Task statement ▸
Each entry below is to be duplicated verbatim.
— START OF Items —
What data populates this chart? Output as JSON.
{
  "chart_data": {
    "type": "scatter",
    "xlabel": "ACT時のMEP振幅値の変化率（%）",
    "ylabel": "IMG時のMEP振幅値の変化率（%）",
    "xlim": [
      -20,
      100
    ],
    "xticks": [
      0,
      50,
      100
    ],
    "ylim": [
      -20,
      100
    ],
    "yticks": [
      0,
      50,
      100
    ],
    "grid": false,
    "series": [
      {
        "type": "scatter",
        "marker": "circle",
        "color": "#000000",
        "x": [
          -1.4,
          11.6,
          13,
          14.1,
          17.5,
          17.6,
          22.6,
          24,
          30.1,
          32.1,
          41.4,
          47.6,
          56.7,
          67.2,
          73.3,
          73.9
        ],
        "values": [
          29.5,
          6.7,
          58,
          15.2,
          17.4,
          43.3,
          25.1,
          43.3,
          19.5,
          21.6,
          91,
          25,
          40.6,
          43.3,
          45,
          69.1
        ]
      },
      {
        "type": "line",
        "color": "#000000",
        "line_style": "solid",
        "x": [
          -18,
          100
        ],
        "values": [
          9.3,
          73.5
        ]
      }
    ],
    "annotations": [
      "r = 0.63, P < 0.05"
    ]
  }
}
— END OF Items —
Worked solution ▸
What data populates this chart? Output as JSON.
{
  "chart_data": {
    "type": "scatter",
    "xlabel": "ACT時のMEP振幅値の変化率（%）",
    "ylabel": "IMG時のMEP振幅値の変化率（%）",
    "xlim": [
      -20,
      100
    ],
    "xticks": [
      0,
      50,
      100
    ],
    "ylim": [
      -20,
      100
    ],
    "yticks": [
      0,
      50,
      100
    ],
    "grid": false,
    "series": [
      {
        "type": "scatter",
        "marker": "circle",
        "color": "#000000",
        "x": [
          -1.4,
          11.6,
          13,
          14.1,
          17.5,
          17.6,
          22.6,
          24,
          30.1,
          32.1,
          41.4,
          47.6,
          56.7,
          67.2,
          73.3,
          73.9
        ],
        "values": [
          29.5,
          6.7,
          58,
          15.2,
          17.4,
          43.3,
          25.1,
          43.3,
          19.5,
          21.6,
          91,
          25,
          40.6,
          43.3,
          45,
          69.1
        ]
      },
      {
        "type": "line",
        "color": "#000000",
        "line_style": "solid",
        "x": [
          -18,
          100
        ],
        "values": [
          9.3,
          73.5
        ]
      }
    ],
    "annotations": [
      "r = 0.63, P < 0.05"
    ]
  }
}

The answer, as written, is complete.